--- START ---
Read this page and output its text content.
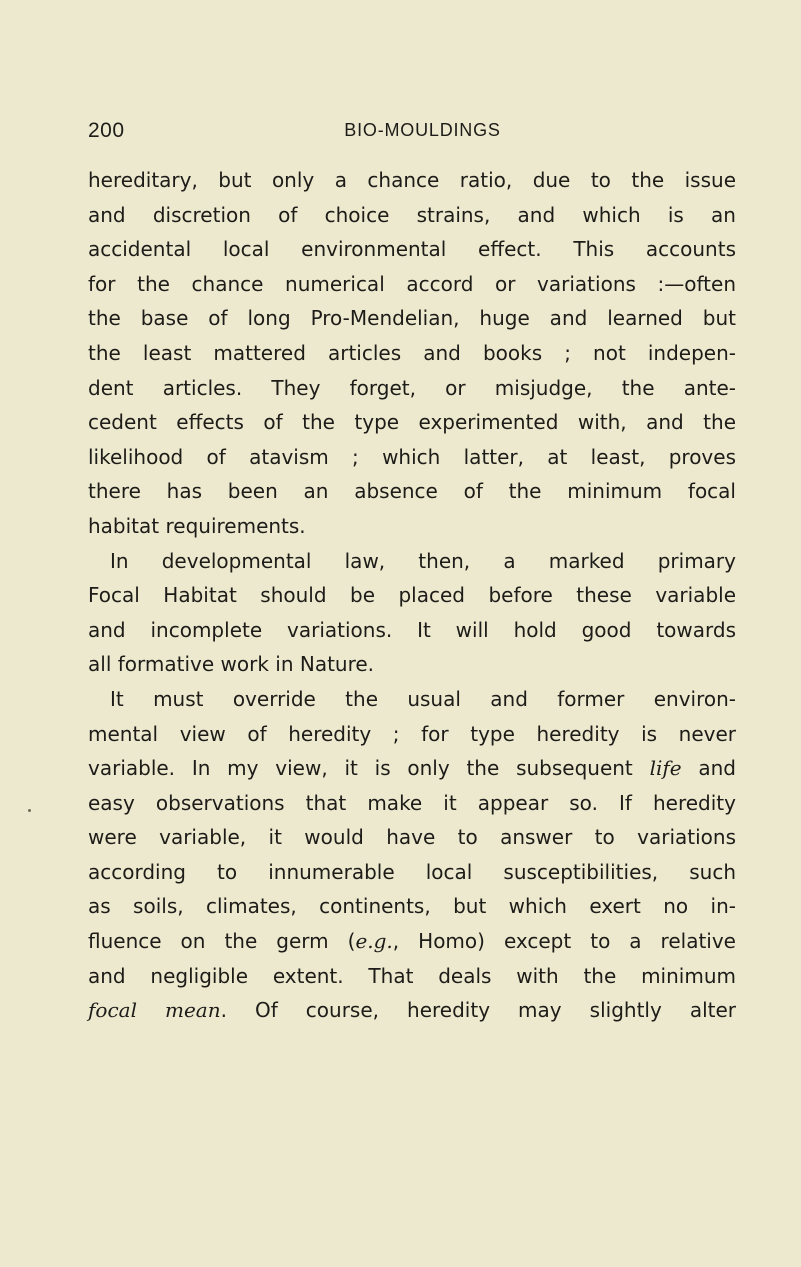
200	BIO-MOULDINGS
hereditary, but only a chance ratio, due to the issue
and discretion of choice strains, and which is an
accidental local environmental effect. This accounts
for the chance numerical accord or variations :—often
the base of long Pro-Mendelian, huge and learned but
the least mattered articles and books ; not indepen-
dent articles. They forget, or misjudge, the ante-
cedent effects of the type experimented with, and the
likelihood of atavism ; which latter, at least, proves
there has been an absence of the minimum focal
habitat requirements.
In developmental law, then, a marked primary
Focal Habitat should be placed before these variable
and incomplete variations. It will hold good towards
all formative work in Nature.
It must override the usual and former environ-
mental view of heredity ; for type heredity is never
variable. In my view, it is only the subsequent life and
easy observations that make it appear so. If heredity
were variable, it would have to answer to variations
according to innumerable local susceptibilities, such
as soils, climates, continents, but which exert no in-
fluence on the germ (e.g., Homo) except to a relative
and negligible extent. That deals with the minimum
focal mean. Of course, heredity may slightly alter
--- END ---
## [SHORT TASK]
Write the listing above out again exactly, dropping each image.

## [RESPONSE TO THE TASK]
Read this page and output its text content.
200	BIO-MOULDINGS
hereditary, but only a chance ratio, due to the issue
and discretion of choice strains, and which is an
accidental local environmental effect. This accounts
for the chance numerical accord or variations :—often
the base of long Pro-Mendelian, huge and learned but
the least mattered articles and books ; not indepen-
dent articles. They forget, or misjudge, the ante-
cedent effects of the type experimented with, and the
likelihood of atavism ; which latter, at least, proves
there has been an absence of the minimum focal
habitat requirements.
In developmental law, then, a marked primary
Focal Habitat should be placed before these variable
and incomplete variations. It will hold good towards
all formative work in Nature.
It must override the usual and former environ-
mental view of heredity ; for type heredity is never
variable. In my view, it is only the subsequent life and
easy observations that make it appear so. If heredity
were variable, it would have to answer to variations
according to innumerable local susceptibilities, such
as soils, climates, continents, but which exert no in-
fluence on the germ (e.g., Homo) except to a relative
and negligible extent. That deals with the minimum
focal mean. Of course, heredity may slightly alter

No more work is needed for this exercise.